Goal: The entries below should be transcribed in their entirety, exactly as written.
START Supplied entries
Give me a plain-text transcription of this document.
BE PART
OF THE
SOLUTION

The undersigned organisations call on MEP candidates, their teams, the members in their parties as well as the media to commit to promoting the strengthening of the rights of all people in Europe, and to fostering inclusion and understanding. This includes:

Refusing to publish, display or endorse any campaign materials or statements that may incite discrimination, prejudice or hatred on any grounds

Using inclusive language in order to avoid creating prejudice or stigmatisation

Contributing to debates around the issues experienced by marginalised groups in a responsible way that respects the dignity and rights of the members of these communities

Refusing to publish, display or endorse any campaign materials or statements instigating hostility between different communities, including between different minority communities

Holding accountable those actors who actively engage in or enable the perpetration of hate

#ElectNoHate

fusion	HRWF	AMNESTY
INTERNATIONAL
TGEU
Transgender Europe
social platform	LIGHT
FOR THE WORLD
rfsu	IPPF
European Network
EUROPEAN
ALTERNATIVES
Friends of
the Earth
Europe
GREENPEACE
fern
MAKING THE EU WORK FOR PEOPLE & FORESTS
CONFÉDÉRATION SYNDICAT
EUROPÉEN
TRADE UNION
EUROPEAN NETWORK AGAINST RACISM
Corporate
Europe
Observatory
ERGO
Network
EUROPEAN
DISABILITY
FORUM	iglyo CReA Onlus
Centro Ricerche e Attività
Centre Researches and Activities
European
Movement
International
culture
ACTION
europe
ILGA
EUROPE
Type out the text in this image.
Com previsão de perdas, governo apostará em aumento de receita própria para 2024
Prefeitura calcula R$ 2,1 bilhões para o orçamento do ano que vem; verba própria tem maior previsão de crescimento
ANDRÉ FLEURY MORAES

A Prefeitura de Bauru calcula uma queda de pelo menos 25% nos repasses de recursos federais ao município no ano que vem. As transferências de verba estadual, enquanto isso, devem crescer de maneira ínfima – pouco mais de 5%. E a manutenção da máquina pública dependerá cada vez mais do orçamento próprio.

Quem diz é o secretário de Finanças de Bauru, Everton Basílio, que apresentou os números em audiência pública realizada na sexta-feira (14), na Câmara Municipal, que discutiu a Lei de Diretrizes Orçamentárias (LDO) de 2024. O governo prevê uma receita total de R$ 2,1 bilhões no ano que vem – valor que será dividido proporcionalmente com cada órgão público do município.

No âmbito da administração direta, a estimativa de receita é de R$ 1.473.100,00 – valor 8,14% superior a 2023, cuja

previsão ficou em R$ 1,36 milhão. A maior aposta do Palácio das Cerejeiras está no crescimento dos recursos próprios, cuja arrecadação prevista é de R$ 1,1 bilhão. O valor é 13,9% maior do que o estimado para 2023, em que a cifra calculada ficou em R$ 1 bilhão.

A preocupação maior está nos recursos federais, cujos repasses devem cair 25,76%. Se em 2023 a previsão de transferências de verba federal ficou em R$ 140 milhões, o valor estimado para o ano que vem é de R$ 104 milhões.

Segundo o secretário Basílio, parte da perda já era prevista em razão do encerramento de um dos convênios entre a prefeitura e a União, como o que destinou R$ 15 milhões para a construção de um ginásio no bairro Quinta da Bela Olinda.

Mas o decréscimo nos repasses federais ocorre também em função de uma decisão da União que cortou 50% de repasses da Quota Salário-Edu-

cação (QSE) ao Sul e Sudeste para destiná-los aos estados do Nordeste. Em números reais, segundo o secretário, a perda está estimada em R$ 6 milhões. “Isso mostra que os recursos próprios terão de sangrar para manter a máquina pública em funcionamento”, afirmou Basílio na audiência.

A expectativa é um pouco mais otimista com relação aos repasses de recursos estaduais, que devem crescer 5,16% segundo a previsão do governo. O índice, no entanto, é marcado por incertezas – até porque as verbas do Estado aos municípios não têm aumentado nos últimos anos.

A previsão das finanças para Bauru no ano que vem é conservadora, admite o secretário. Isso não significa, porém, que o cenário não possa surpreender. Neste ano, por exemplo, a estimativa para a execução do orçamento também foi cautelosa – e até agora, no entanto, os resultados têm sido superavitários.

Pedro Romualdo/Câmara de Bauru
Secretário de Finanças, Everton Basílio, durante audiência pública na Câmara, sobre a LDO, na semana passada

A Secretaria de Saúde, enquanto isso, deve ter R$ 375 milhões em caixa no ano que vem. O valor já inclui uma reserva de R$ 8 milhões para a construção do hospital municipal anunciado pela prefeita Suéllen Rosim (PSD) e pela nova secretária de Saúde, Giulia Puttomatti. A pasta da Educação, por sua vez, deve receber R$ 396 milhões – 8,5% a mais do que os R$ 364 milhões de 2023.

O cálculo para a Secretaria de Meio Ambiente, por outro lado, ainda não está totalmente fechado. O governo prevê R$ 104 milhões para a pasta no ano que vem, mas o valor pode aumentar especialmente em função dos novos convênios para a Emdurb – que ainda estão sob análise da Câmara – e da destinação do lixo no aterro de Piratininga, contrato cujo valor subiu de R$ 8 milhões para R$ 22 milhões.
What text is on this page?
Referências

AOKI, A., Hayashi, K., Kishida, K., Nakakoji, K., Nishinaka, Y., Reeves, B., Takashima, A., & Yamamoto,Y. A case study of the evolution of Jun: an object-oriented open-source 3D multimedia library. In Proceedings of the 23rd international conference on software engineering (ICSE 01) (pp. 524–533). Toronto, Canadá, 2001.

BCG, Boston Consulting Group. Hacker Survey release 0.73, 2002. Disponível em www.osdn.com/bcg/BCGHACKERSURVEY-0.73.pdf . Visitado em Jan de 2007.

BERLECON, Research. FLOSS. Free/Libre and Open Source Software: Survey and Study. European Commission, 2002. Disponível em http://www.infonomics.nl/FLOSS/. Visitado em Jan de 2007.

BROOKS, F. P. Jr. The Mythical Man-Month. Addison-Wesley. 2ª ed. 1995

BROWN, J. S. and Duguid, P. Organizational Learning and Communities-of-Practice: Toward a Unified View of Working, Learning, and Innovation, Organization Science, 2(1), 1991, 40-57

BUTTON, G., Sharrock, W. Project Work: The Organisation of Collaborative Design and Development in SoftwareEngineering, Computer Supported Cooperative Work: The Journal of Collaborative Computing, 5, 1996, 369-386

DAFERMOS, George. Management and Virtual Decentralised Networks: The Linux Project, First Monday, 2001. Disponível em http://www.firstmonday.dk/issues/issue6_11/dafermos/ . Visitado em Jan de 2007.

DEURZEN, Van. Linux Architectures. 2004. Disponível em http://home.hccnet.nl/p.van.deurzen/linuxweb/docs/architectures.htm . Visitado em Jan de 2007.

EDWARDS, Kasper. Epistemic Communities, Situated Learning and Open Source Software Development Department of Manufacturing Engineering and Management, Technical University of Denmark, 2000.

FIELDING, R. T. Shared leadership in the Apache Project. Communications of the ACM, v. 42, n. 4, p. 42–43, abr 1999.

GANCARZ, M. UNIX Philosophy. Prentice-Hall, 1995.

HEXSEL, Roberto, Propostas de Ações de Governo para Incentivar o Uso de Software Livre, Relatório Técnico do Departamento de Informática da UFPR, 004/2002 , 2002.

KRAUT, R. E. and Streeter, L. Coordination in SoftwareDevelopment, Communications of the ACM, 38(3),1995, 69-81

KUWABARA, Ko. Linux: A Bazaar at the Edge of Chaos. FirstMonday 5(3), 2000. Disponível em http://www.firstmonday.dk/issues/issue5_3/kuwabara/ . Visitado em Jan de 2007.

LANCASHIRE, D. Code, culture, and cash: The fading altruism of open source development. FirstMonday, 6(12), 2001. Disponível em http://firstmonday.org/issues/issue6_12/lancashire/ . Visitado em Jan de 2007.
END Supplied entries
Exercise output:
Give me a plain-text transcription of this document.
BE PART
OF THE
SOLUTION

The undersigned organisations call on MEP candidates, their teams, the members in their parties as well as the media to commit to promoting the strengthening of the rights of all people in Europe, and to fostering inclusion and understanding. This includes:

Refusing to publish, display or endorse any campaign materials or statements that may incite discrimination, prejudice or hatred on any grounds

Using inclusive language in order to avoid creating prejudice or stigmatisation

Contributing to debates around the issues experienced by marginalised groups in a responsible way that respects the dignity and rights of the members of these communities

Refusing to publish, display or endorse any campaign materials or statements instigating hostility between different communities, including between different minority communities

Holding accountable those actors who actively engage in or enable the perpetration of hate

#ElectNoHate

fusion	HRWF	AMNESTY
INTERNATIONAL
TGEU
Transgender Europe
social platform	LIGHT
FOR THE WORLD
rfsu	IPPF
European Network
EUROPEAN
ALTERNATIVES
Friends of
the Earth
Europe
GREENPEACE
fern
MAKING THE EU WORK FOR PEOPLE & FORESTS
CONFÉDÉRATION SYNDICAT
EUROPÉEN
TRADE UNION
EUROPEAN NETWORK AGAINST RACISM
Corporate
Europe
Observatory
ERGO
Network
EUROPEAN
DISABILITY
FORUM	iglyo CReA Onlus
Centro Ricerche e Attività
Centre Researches and Activities
European
Movement
International
culture
ACTION
europe
ILGA
EUROPE
Type out the text in this image.
Com previsão de perdas, governo apostará em aumento de receita própria para 2024
Prefeitura calcula R$ 2,1 bilhões para o orçamento do ano que vem; verba própria tem maior previsão de crescimento
ANDRÉ FLEURY MORAES

A Prefeitura de Bauru calcula uma queda de pelo menos 25% nos repasses de recursos federais ao município no ano que vem. As transferências de verba estadual, enquanto isso, devem crescer de maneira ínfima – pouco mais de 5%. E a manutenção da máquina pública dependerá cada vez mais do orçamento próprio.

Quem diz é o secretário de Finanças de Bauru, Everton Basílio, que apresentou os números em audiência pública realizada na sexta-feira (14), na Câmara Municipal, que discutiu a Lei de Diretrizes Orçamentárias (LDO) de 2024. O governo prevê uma receita total de R$ 2,1 bilhões no ano que vem – valor que será dividido proporcionalmente com cada órgão público do município.

No âmbito da administração direta, a estimativa de receita é de R$ 1.473.100,00 – valor 8,14% superior a 2023, cuja

previsão ficou em R$ 1,36 milhão. A maior aposta do Palácio das Cerejeiras está no crescimento dos recursos próprios, cuja arrecadação prevista é de R$ 1,1 bilhão. O valor é 13,9% maior do que o estimado para 2023, em que a cifra calculada ficou em R$ 1 bilhão.

A preocupação maior está nos recursos federais, cujos repasses devem cair 25,76%. Se em 2023 a previsão de transferências de verba federal ficou em R$ 140 milhões, o valor estimado para o ano que vem é de R$ 104 milhões.

Segundo o secretário Basílio, parte da perda já era prevista em razão do encerramento de um dos convênios entre a prefeitura e a União, como o que destinou R$ 15 milhões para a construção de um ginásio no bairro Quinta da Bela Olinda.

Mas o decréscimo nos repasses federais ocorre também em função de uma decisão da União que cortou 50% de repasses da Quota Salário-Edu-

cação (QSE) ao Sul e Sudeste para destiná-los aos estados do Nordeste. Em números reais, segundo o secretário, a perda está estimada em R$ 6 milhões. “Isso mostra que os recursos próprios terão de sangrar para manter a máquina pública em funcionamento”, afirmou Basílio na audiência.

A expectativa é um pouco mais otimista com relação aos repasses de recursos estaduais, que devem crescer 5,16% segundo a previsão do governo. O índice, no entanto, é marcado por incertezas – até porque as verbas do Estado aos municípios não têm aumentado nos últimos anos.

A previsão das finanças para Bauru no ano que vem é conservadora, admite o secretário. Isso não significa, porém, que o cenário não possa surpreender. Neste ano, por exemplo, a estimativa para a execução do orçamento também foi cautelosa – e até agora, no entanto, os resultados têm sido superavitários.

Pedro Romualdo/Câmara de Bauru
Secretário de Finanças, Everton Basílio, durante audiência pública na Câmara, sobre a LDO, na semana passada

A Secretaria de Saúde, enquanto isso, deve ter R$ 375 milhões em caixa no ano que vem. O valor já inclui uma reserva de R$ 8 milhões para a construção do hospital municipal anunciado pela prefeita Suéllen Rosim (PSD) e pela nova secretária de Saúde, Giulia Puttomatti. A pasta da Educação, por sua vez, deve receber R$ 396 milhões – 8,5% a mais do que os R$ 364 milhões de 2023.

O cálculo para a Secretaria de Meio Ambiente, por outro lado, ainda não está totalmente fechado. O governo prevê R$ 104 milhões para a pasta no ano que vem, mas o valor pode aumentar especialmente em função dos novos convênios para a Emdurb – que ainda estão sob análise da Câmara – e da destinação do lixo no aterro de Piratininga, contrato cujo valor subiu de R$ 8 milhões para R$ 22 milhões.
What text is on this page?
Referências

AOKI, A., Hayashi, K., Kishida, K., Nakakoji, K., Nishinaka, Y., Reeves, B., Takashima, A., & Yamamoto,Y. A case study of the evolution of Jun: an object-oriented open-source 3D multimedia library. In Proceedings of the 23rd international conference on software engineering (ICSE 01) (pp. 524–533). Toronto, Canadá, 2001.

BCG, Boston Consulting Group. Hacker Survey release 0.73, 2002. Disponível em www.osdn.com/bcg/BCGHACKERSURVEY-0.73.pdf . Visitado em Jan de 2007.

BERLECON, Research. FLOSS. Free/Libre and Open Source Software: Survey and Study. European Commission, 2002. Disponível em http://www.infonomics.nl/FLOSS/. Visitado em Jan de 2007.

BROOKS, F. P. Jr. The Mythical Man-Month. Addison-Wesley. 2ª ed. 1995

BROWN, J. S. and Duguid, P. Organizational Learning and Communities-of-Practice: Toward a Unified View of Working, Learning, and Innovation, Organization Science, 2(1), 1991, 40-57

BUTTON, G., Sharrock, W. Project Work: The Organisation of Collaborative Design and Development in SoftwareEngineering, Computer Supported Cooperative Work: The Journal of Collaborative Computing, 5, 1996, 369-386

DAFERMOS, George. Management and Virtual Decentralised Networks: The Linux Project, First Monday, 2001. Disponível em http://www.firstmonday.dk/issues/issue6_11/dafermos/ . Visitado em Jan de 2007.

DEURZEN, Van. Linux Architectures. 2004. Disponível em http://home.hccnet.nl/p.van.deurzen/linuxweb/docs/architectures.htm . Visitado em Jan de 2007.

EDWARDS, Kasper. Epistemic Communities, Situated Learning and Open Source Software Development Department of Manufacturing Engineering and Management, Technical University of Denmark, 2000.

FIELDING, R. T. Shared leadership in the Apache Project. Communications of the ACM, v. 42, n. 4, p. 42–43, abr 1999.

GANCARZ, M. UNIX Philosophy. Prentice-Hall, 1995.

HEXSEL, Roberto, Propostas de Ações de Governo para Incentivar o Uso de Software Livre, Relatório Técnico do Departamento de Informática da UFPR, 004/2002 , 2002.

KRAUT, R. E. and Streeter, L. Coordination in SoftwareDevelopment, Communications of the ACM, 38(3),1995, 69-81

KUWABARA, Ko. Linux: A Bazaar at the Edge of Chaos. FirstMonday 5(3), 2000. Disponível em http://www.firstmonday.dk/issues/issue5_3/kuwabara/ . Visitado em Jan de 2007.

LANCASHIRE, D. Code, culture, and cash: The fading altruism of open source development. FirstMonday, 6(12), 2001. Disponível em http://firstmonday.org/issues/issue6_12/lancashire/ . Visitado em Jan de 2007.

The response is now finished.